Instructions to follow
According to the announcement about the OfS Challenge Competition, which organization carried out the independent evaluation of the program?

Text shown
----------------
An independent evaluation of the Office for Students’ (OfS) Challenge Competition aimed at providing support for local students has today been published.
Universities, colleges and employers are found to be taking steps to provide students with skills and knowledge to enhance their employability in their local areas, with 89 per cent of student participants positive about their engagement.
In 2018, the OfS launched a funding competition for universities and colleges looking for innovative ways to help students find graduate-level employment close to home.
This programme invited providers to develop and implement projects to identify ways of supporting the transition to highly skilled employment and improving outcomes for graduates who seek employment in their home region.
Today, an independent evaluation of the programme from Careers Research & Advisory Centre has been published.
The report found that:
- 89 per cent of student or graduate participants were positive about their participation
- 87 per cent of employers participating in the programme reported that their participation had brought value to their business.
----------------
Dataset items
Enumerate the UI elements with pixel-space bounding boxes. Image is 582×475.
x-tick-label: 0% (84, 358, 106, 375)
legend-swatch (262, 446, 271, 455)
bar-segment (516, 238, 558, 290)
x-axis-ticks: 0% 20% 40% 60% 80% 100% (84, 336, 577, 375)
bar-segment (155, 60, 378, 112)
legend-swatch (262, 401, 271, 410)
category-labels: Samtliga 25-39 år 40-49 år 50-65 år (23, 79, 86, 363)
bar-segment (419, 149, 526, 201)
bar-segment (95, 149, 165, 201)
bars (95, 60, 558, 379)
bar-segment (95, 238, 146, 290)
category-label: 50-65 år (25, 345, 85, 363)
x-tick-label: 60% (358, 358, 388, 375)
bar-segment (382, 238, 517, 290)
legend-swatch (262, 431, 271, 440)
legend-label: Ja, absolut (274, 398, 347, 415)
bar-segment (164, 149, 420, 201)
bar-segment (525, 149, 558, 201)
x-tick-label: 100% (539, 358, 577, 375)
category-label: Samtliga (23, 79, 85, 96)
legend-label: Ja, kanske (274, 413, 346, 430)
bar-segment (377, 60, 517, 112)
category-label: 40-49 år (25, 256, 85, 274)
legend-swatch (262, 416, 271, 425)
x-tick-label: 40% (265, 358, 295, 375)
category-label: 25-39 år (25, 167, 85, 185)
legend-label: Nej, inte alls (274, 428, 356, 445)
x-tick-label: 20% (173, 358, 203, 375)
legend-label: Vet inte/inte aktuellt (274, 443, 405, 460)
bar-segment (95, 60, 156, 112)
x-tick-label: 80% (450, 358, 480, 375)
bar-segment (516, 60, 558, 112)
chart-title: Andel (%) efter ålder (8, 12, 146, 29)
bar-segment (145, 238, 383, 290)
----------------
Written answer
Careers Research & Advisory Centre